# Task goal
Copy out the lines that have "matkatavarat" in them.

# Stored rows
>> Begin

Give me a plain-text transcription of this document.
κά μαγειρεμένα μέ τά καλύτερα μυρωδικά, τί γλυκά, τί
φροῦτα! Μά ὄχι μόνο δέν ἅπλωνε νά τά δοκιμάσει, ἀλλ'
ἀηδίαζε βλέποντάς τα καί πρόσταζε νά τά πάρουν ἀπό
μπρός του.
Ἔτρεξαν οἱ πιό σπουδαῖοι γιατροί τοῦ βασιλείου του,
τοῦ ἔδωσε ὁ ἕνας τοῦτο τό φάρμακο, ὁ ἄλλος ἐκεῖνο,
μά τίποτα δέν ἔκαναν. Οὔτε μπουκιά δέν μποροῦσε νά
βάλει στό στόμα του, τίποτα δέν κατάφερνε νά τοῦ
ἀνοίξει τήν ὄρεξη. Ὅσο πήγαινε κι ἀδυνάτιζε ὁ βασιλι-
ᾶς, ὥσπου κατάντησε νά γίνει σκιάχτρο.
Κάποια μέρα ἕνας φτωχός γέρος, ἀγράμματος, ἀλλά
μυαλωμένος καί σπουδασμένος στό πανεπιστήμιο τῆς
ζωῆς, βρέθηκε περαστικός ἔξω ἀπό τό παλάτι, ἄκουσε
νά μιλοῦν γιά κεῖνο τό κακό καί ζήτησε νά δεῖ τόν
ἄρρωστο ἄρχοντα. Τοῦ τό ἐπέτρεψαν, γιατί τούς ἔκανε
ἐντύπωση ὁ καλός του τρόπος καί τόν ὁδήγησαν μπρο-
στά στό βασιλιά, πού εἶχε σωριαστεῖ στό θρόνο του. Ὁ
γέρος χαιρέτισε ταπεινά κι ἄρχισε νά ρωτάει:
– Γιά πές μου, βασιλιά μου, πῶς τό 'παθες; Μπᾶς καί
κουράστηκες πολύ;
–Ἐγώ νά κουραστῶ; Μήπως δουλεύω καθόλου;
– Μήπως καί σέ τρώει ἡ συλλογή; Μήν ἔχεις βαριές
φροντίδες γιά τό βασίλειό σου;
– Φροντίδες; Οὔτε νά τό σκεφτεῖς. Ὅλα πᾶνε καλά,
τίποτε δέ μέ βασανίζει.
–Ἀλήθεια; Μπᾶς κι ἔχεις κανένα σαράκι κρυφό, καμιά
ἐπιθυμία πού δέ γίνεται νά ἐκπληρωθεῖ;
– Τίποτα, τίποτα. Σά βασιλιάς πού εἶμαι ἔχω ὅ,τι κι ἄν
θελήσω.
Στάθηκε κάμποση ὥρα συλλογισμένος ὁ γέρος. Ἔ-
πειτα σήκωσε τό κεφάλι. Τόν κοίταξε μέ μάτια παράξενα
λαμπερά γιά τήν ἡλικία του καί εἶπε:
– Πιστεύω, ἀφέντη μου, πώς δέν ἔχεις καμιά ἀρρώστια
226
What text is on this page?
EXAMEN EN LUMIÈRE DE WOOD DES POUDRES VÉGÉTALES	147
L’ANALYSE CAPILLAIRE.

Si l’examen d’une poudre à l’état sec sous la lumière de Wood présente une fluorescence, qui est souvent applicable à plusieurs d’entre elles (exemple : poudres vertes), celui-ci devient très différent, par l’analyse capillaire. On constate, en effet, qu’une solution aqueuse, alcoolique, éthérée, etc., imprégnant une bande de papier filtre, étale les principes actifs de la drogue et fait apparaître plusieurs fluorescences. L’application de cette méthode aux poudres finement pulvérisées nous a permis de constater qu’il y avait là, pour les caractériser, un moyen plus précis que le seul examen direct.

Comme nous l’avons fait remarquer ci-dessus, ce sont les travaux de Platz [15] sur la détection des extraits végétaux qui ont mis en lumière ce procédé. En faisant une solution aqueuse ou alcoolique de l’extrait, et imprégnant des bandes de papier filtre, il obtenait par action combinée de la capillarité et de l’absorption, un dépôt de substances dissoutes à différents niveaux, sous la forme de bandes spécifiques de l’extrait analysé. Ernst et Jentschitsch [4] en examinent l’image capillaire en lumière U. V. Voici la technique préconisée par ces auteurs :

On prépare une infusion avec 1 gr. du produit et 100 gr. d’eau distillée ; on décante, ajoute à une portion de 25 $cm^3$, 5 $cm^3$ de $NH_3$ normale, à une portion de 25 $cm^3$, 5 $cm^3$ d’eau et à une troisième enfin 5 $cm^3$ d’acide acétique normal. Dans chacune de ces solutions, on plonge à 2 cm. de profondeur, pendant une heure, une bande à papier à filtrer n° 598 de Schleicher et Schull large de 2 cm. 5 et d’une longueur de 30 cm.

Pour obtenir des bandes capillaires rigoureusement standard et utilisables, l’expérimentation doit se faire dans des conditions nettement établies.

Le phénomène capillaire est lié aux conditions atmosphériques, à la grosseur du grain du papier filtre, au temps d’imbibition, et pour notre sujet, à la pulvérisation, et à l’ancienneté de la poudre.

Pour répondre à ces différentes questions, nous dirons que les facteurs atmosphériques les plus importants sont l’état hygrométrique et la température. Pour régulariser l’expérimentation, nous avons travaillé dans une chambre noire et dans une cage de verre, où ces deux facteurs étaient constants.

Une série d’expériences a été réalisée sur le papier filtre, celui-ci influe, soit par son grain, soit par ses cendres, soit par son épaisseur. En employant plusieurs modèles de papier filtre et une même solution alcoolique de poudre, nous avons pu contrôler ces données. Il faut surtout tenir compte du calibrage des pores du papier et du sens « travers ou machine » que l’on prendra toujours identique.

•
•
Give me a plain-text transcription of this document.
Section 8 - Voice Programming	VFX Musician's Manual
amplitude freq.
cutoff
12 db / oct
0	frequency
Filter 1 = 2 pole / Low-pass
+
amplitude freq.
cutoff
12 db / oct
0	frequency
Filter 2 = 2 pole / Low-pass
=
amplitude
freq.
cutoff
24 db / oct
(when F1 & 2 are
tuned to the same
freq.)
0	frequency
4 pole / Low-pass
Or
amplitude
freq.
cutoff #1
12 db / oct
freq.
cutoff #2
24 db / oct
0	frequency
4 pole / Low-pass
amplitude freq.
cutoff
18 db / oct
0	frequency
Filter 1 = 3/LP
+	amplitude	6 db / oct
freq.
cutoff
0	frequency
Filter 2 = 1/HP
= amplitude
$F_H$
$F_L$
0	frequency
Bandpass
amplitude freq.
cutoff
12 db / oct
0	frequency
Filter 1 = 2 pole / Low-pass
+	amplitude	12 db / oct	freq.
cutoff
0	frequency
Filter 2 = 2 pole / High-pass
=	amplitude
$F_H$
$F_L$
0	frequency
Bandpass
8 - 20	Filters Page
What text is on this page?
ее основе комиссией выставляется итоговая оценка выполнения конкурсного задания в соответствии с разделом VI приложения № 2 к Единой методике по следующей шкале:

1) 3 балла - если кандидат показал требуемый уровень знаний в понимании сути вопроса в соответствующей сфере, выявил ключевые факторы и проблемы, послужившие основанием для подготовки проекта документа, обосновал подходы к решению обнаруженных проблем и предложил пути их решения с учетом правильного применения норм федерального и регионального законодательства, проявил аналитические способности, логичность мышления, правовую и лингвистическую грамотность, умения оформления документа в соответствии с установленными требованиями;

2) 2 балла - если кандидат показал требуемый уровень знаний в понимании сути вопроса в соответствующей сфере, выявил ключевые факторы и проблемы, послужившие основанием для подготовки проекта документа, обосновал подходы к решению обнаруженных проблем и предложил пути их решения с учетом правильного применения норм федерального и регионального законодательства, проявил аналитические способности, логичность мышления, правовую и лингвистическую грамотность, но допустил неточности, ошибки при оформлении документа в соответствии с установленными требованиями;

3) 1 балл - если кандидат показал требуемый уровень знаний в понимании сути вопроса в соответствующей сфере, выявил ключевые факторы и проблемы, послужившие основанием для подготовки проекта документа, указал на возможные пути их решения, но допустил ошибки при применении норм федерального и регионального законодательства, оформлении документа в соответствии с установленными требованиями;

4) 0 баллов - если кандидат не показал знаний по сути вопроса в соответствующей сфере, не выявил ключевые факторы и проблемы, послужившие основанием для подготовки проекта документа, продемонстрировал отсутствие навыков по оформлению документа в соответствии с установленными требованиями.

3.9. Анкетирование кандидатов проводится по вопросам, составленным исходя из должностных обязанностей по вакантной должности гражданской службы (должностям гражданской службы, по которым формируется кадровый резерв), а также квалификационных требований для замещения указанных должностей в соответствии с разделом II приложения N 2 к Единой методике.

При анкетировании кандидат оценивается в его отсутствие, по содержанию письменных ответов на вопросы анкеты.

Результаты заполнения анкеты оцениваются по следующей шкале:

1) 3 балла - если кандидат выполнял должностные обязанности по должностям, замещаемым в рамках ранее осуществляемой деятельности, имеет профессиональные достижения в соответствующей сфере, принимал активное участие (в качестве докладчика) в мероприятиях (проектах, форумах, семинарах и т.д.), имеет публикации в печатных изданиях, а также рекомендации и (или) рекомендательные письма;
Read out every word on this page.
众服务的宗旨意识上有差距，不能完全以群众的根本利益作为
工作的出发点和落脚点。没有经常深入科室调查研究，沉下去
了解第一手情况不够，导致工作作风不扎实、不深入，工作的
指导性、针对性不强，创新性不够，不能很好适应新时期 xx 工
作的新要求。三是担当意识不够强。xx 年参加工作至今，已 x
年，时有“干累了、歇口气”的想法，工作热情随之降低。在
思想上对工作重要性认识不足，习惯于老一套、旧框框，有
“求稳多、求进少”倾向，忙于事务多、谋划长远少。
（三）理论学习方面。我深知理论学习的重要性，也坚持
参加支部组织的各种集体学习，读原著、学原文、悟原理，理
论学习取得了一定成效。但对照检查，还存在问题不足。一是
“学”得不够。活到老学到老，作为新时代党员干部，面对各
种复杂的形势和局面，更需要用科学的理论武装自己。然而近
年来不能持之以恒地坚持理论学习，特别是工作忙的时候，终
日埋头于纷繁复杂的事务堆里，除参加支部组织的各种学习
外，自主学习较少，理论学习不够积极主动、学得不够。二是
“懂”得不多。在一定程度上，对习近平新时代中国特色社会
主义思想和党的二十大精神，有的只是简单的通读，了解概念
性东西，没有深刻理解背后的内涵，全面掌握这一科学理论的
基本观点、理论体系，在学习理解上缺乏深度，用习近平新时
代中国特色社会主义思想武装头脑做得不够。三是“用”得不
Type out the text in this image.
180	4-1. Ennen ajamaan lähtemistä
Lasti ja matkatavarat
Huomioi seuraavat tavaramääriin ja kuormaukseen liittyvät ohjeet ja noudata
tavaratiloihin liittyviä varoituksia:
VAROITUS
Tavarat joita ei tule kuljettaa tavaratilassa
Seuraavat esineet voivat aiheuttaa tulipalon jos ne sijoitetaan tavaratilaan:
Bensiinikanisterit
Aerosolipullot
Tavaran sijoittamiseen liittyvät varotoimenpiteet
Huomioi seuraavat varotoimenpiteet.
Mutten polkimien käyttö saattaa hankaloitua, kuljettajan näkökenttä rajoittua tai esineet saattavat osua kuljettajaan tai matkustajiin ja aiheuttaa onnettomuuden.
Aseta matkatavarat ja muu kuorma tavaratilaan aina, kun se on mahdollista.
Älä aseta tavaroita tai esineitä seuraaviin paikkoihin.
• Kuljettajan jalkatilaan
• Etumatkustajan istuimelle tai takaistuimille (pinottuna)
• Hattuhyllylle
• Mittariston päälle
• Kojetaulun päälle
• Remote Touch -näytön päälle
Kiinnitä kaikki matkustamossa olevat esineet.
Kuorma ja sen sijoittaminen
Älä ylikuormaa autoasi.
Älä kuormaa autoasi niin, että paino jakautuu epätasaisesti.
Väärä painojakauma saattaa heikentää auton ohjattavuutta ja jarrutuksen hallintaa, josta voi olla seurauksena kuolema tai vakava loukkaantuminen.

>> End

# The output
Lasti ja matkatavarat
Aseta matkatavarat ja muu kuorma tavaratilaan aina, kun se on mahdollista.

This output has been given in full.